*EXTRACTED TEXT:*
================
# End of February early March trip



## fowlerb14 (Feb 19, 2012)

I am trying to plan an inshore trip for late February early March. I would like to fish pensacola bay. I have never fished there, I have only fished areas around St George island. I am looking for a jumping off point on where to start. I'll probably launch at bayou Texar. I like to fish for reds and trout but would be game for fishing for anything. I have a couple of bottom rods on the boat but mostly spinning rods for red fishing. Any advice would be appreciated.

Thanks


----------



## FlatsBoy10 (Dec 31, 2012)

I would launch at the Bob Sykes ramp on the south side of bridge. Its the bridge running to Pensacola Beach from Gulf Breeze. On the right after toll plaza. From there you can head to pass which is about 4 miles west of launch at the end of Fort Pickens. You can fish for Bulls out there or go a little further offshore and fish artificial reefs or sunken ships for grouper andsnapper. Also can fish sound side of Pickens starting at jetties all the way almost to Bob Sikes for trout and slot reds. That is if the bait starts running and water temps warm up! If u want more info just pm me and be glad to share what little knowpdge I have! Haha


----------



## fowlerb14 (Feb 19, 2012)

Thanks for the info. I may send you a message before I head down.


----------



## FlatsBoy10 (Dec 31, 2012)

You got it man! Anytime!


----------



## Tyler Massey (Oct 2, 2007)

FlatsBoy10 said:


> I would launch at the Bob Sykes ramp on the south side of bridge. Its the bridge running to Pensacola Beach from Gulf Breeze. On the right after toll plaza. From there you can head to pass which is about 4 miles west of launch at the end of Fort Pickens. You can fish for Bulls out there or go a little further offshore and fish artificial reefs or sunken ships for grouper andsnapper. Also can fish sound side of Pickens starting at jetties all the way almost to Bob Sikes for trout and slot reds. That is if the bait starts running and water temps warm up! If u want more info just pm me and be glad to share what little knowpdge I have! Haha


I'm not sure there is a launch there....
================
*GIVEN INFORMATION:*
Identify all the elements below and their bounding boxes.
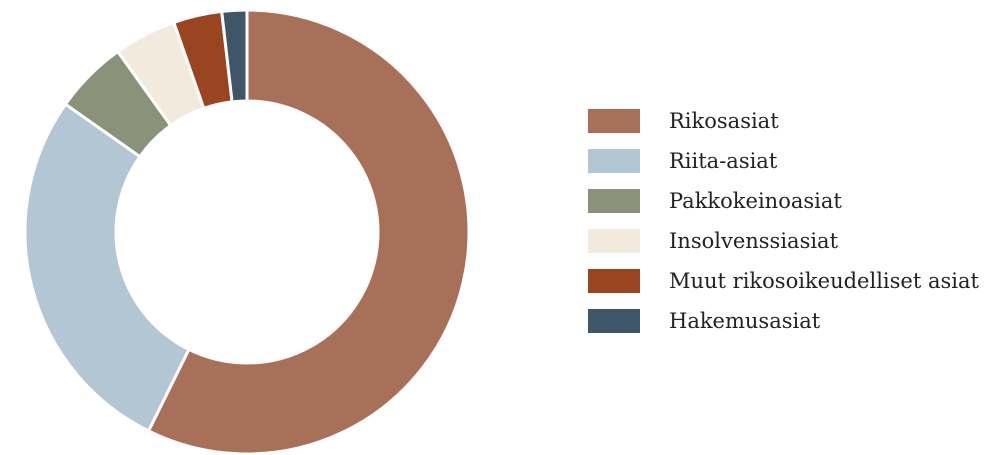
legend-swatch bbox=[588, 269, 640, 293]
legend-swatch bbox=[588, 109, 640, 133]
legend-item: Insolvenssiasiat bbox=[588, 221, 979, 261]
donut-slice-1 bbox=[147, 8, 471, 455]
chart-legend: Rikosasiat Riita-asiat Pakkokeinoasiat Inso… bbox=[588, 101, 979, 341]
legend-swatch bbox=[588, 229, 640, 253]
donut-slice-2 bbox=[23, 102, 191, 433]
legend-label: Hakemusasiat bbox=[669, 309, 821, 333]
legend-item: Pakkokeinoasiat bbox=[588, 181, 979, 221]
legend-label: Riita-asiat bbox=[669, 149, 778, 173]
legend-item: Muut rikosoikeudelliset asiat bbox=[588, 261, 979, 301]
legend-swatch bbox=[588, 189, 640, 213]
legend-label: Rikosasiat bbox=[669, 109, 779, 133]
legend-label: Pakkokeinoasiat bbox=[669, 189, 842, 213]
legend-swatch bbox=[588, 309, 640, 333]
legend-item: Hakemusasiat bbox=[588, 301, 979, 341]
legend-item: Riita-asiat bbox=[588, 141, 979, 181]
legend-label: Muut rikosoikeudelliset asiat bbox=[669, 269, 979, 293]
donut-slice-6 bbox=[220, 8, 249, 104]
legend-swatch bbox=[588, 149, 640, 173]
legend-label: Insolvenssiasiat bbox=[669, 229, 839, 253]
legend-item: Rikosasiat bbox=[588, 101, 979, 141]
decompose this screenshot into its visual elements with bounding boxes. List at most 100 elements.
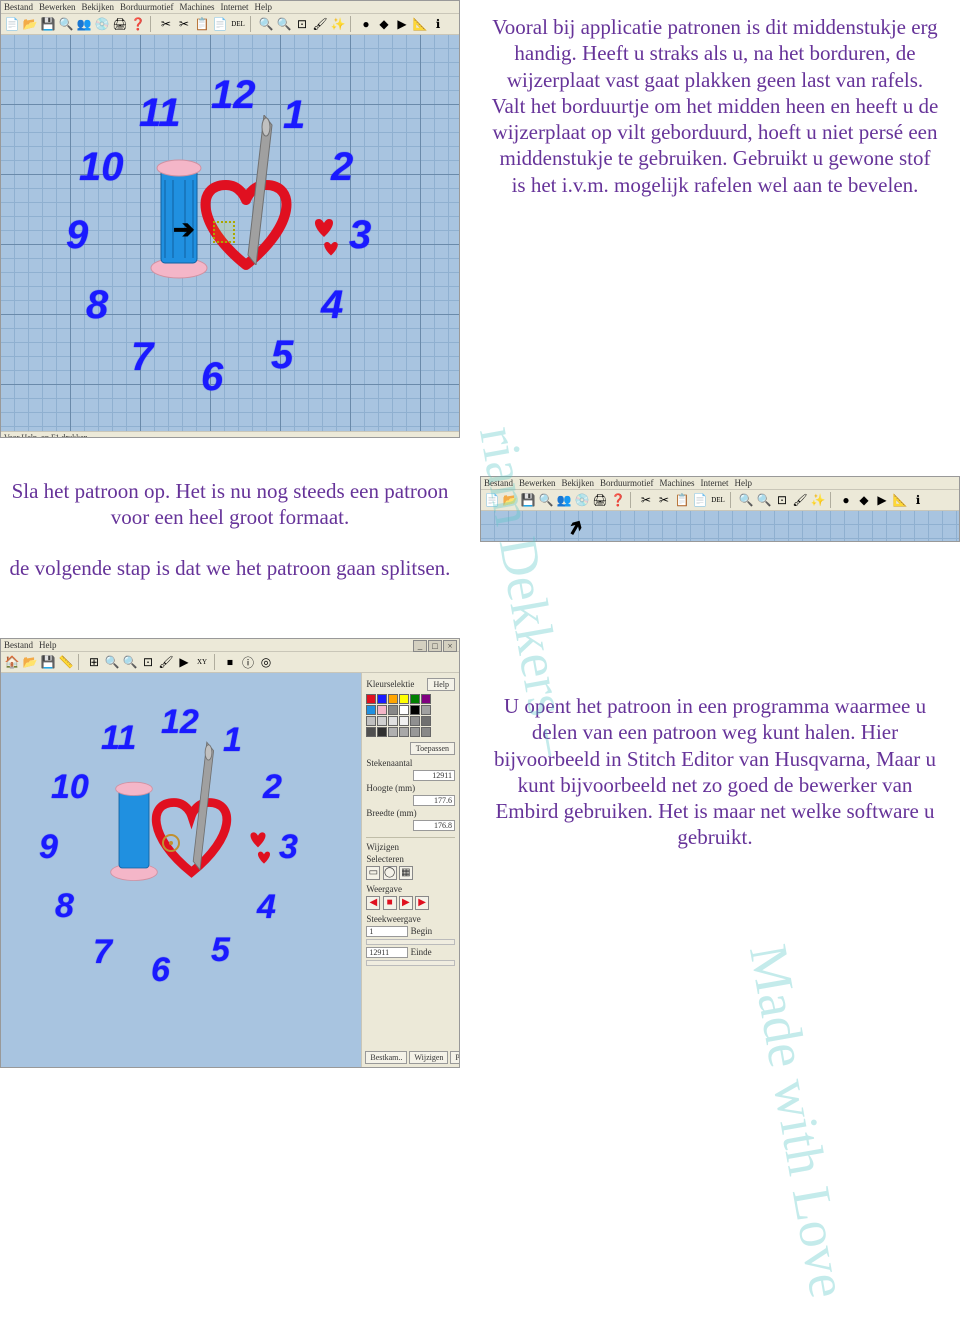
- save-icon[interactable]: 💾: [40, 16, 56, 32]
- menu-item[interactable]: Help: [734, 478, 752, 488]
- tool-icon[interactable]: 📐: [892, 492, 908, 508]
- color-swatch[interactable]: [399, 694, 409, 704]
- play-icon[interactable]: ▶: [399, 896, 413, 910]
- color-swatch[interactable]: [377, 727, 387, 737]
- help-button[interactable]: Help: [427, 678, 455, 691]
- del-icon[interactable]: DEL: [230, 16, 246, 32]
- info-icon[interactable]: ⓘ: [240, 654, 256, 670]
- people-icon[interactable]: 👥: [76, 16, 92, 32]
- menu-item[interactable]: Borduurmotief: [600, 478, 654, 488]
- color-swatch[interactable]: [399, 727, 409, 737]
- color-swatch[interactable]: [421, 705, 431, 715]
- fit-icon[interactable]: ⊡: [294, 16, 310, 32]
- menu-item[interactable]: Internet: [700, 478, 728, 488]
- help-icon[interactable]: ❓: [130, 16, 146, 32]
- zoom-in-icon[interactable]: 🔍: [258, 16, 274, 32]
- color-swatch[interactable]: [377, 705, 387, 715]
- info-icon[interactable]: ℹ: [910, 492, 926, 508]
- zoom-in-icon[interactable]: 🔍: [738, 492, 754, 508]
- color-swatch[interactable]: [399, 705, 409, 715]
- color-swatch[interactable]: [399, 716, 409, 726]
- save-icon[interactable]: 💾: [520, 492, 536, 508]
- copy-icon[interactable]: 📋: [194, 16, 210, 32]
- menu-item[interactable]: Borduurmotief: [120, 2, 174, 12]
- color-swatch[interactable]: [366, 716, 376, 726]
- zoom-out-icon[interactable]: 🔍: [756, 492, 772, 508]
- circle-icon[interactable]: ●: [358, 16, 374, 32]
- open-icon[interactable]: 📂: [502, 492, 518, 508]
- info-icon[interactable]: ℹ: [430, 16, 446, 32]
- del-icon[interactable]: DEL: [710, 492, 726, 508]
- open-icon[interactable]: 📂: [22, 654, 38, 670]
- color-swatch[interactable]: [410, 705, 420, 715]
- slider-begin[interactable]: [366, 939, 455, 945]
- menu-item[interactable]: Bestand: [484, 478, 513, 488]
- circle-icon[interactable]: ●: [838, 492, 854, 508]
- color-swatch[interactable]: [421, 727, 431, 737]
- brush-icon[interactable]: 🖌: [158, 654, 174, 670]
- brush-icon[interactable]: 🖌: [312, 16, 328, 32]
- open-icon[interactable]: 📂: [22, 16, 38, 32]
- menu-item[interactable]: Machines: [659, 478, 694, 488]
- color-swatch[interactable]: [410, 716, 420, 726]
- disk-icon[interactable]: 💿: [94, 16, 110, 32]
- find-icon[interactable]: 🔍: [58, 16, 74, 32]
- stop-icon[interactable]: ■: [383, 896, 397, 910]
- color-swatch[interactable]: [366, 727, 376, 737]
- save-icon[interactable]: 💾: [40, 654, 56, 670]
- color-swatch[interactable]: [410, 694, 420, 704]
- copy-icon[interactable]: 📋: [674, 492, 690, 508]
- color-swatch[interactable]: [366, 694, 376, 704]
- xy-icon[interactable]: XY: [194, 654, 210, 670]
- fit-icon[interactable]: ⊡: [140, 654, 156, 670]
- canvas-1[interactable]: 12 1 2 3 4 5 6 7 8 9 10 11: [1, 35, 460, 431]
- new-icon[interactable]: 📄: [484, 492, 500, 508]
- brush-icon[interactable]: 🖌: [792, 492, 808, 508]
- rewind-icon[interactable]: ◀: [366, 896, 380, 910]
- color-swatch[interactable]: [388, 694, 398, 704]
- home-icon[interactable]: 🏠: [4, 654, 20, 670]
- new-icon[interactable]: 📄: [4, 16, 20, 32]
- scissors-icon[interactable]: ✂: [638, 492, 654, 508]
- menu-item[interactable]: Bestand: [4, 2, 33, 12]
- play-icon[interactable]: ▶: [176, 654, 192, 670]
- print-icon[interactable]: 🖨: [592, 492, 608, 508]
- wand-icon[interactable]: ✨: [330, 16, 346, 32]
- tool-icon[interactable]: 📐: [412, 16, 428, 32]
- fit-icon[interactable]: ⊡: [774, 492, 790, 508]
- stop-icon[interactable]: ⏹: [222, 654, 238, 670]
- cut-icon[interactable]: ✂: [656, 492, 672, 508]
- color-swatch[interactable]: [421, 716, 431, 726]
- slider-end[interactable]: [366, 960, 455, 966]
- print-icon[interactable]: 🖨: [112, 16, 128, 32]
- zoom-out-icon[interactable]: 🔍: [122, 654, 138, 670]
- menu-item[interactable]: Bekijken: [81, 2, 114, 12]
- paste-icon[interactable]: 📄: [692, 492, 708, 508]
- maximize-icon[interactable]: □: [428, 640, 442, 652]
- canvas-3[interactable]: 12 1 2 3 4 5 6 7 8 9 10 11: [1, 673, 361, 1067]
- menu-item[interactable]: Bestand: [4, 640, 33, 650]
- color-swatch[interactable]: [388, 727, 398, 737]
- find-icon[interactable]: 🔍: [538, 492, 554, 508]
- color-swatch[interactable]: [388, 716, 398, 726]
- menu-item[interactable]: Bekijken: [561, 478, 594, 488]
- color-swatch[interactable]: [388, 705, 398, 715]
- begin-value[interactable]: 1: [366, 926, 408, 937]
- wand-icon[interactable]: ✨: [810, 492, 826, 508]
- select-tool-icon[interactable]: ◯: [383, 866, 397, 880]
- grid-icon[interactable]: ⊞: [86, 654, 102, 670]
- cut-icon[interactable]: ✂: [176, 16, 192, 32]
- shape-icon[interactable]: ▶: [874, 492, 890, 508]
- help-icon[interactable]: ❓: [610, 492, 626, 508]
- ruler-icon[interactable]: 📏: [58, 654, 74, 670]
- select-tool-icon[interactable]: ▭: [366, 866, 380, 880]
- apply-button[interactable]: Toepassen: [410, 742, 455, 755]
- scissors-icon[interactable]: ✂: [158, 16, 174, 32]
- shape-icon[interactable]: ▶: [394, 16, 410, 32]
- target-icon[interactable]: ◎: [258, 654, 274, 670]
- menu-item[interactable]: Machines: [179, 2, 214, 12]
- menu-item[interactable]: Help: [254, 2, 272, 12]
- zoom-out-icon[interactable]: 🔍: [276, 16, 292, 32]
- color-swatch[interactable]: [410, 727, 420, 737]
- select-tool-icon[interactable]: ▦: [399, 866, 413, 880]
================
*WHAT YOU WILL DO:*
1. Reproduce the Pensacola Bay fishing thread from "# End of February" to "would be appreciated.", swapping "spinning rods" for "casting rods".
2. Extend the forum thread about fishing Pensacola Bay, picking up after its final reply.

*ANSWERS TO THE TASKS:*
1.
# End of February early March trip



## fowlerb14 (Feb 19, 2012)

I am trying to plan an inshore trip for late February early March. I would like to fish pensacola bay. I have never fished there, I have only fished areas around St George island. I am looking for a jumping off point on where to start. I'll probably launch at bayou Texar. I like to fish for reds and trout but would be game for fishing for anything. I have a couple of bottom rods on the boat but mostly casting rods for red fishing. Any advice would be appreciated.

2.
Your best bet is Shoreline Park Boat Ramp.. It's the best launch in gulf breeze and about 6 miles to the pass.


----------



## Tyler Massey (Oct 2, 2007)

I'd either fish the bridges for redfish and sheepshead or head to the pass for some more of the same.


----------



## fowlerb14 (Feb 19, 2012)

Thanks for info. I'll post how things turn out.


----------



## mfbt (Apr 5, 2012)

yoo whats up tyler havent seen/heard ya in a while??!! hows the fishing dude? yeah fowler i agree with tyler, dont know if theres a launch on the right but stick with the bridges and pass for reds, they have been pretty thick on live menhaden or pin fish..carolina rig em. look for birds for some schooling reds and throw some bucktails at them in the bay. if you wanna catch slot reds you should go up near the grass flats above the I10 bridge and throw some flukes or mirrodines..PM me if you wanna throw a line, ill be glad to go out with ya.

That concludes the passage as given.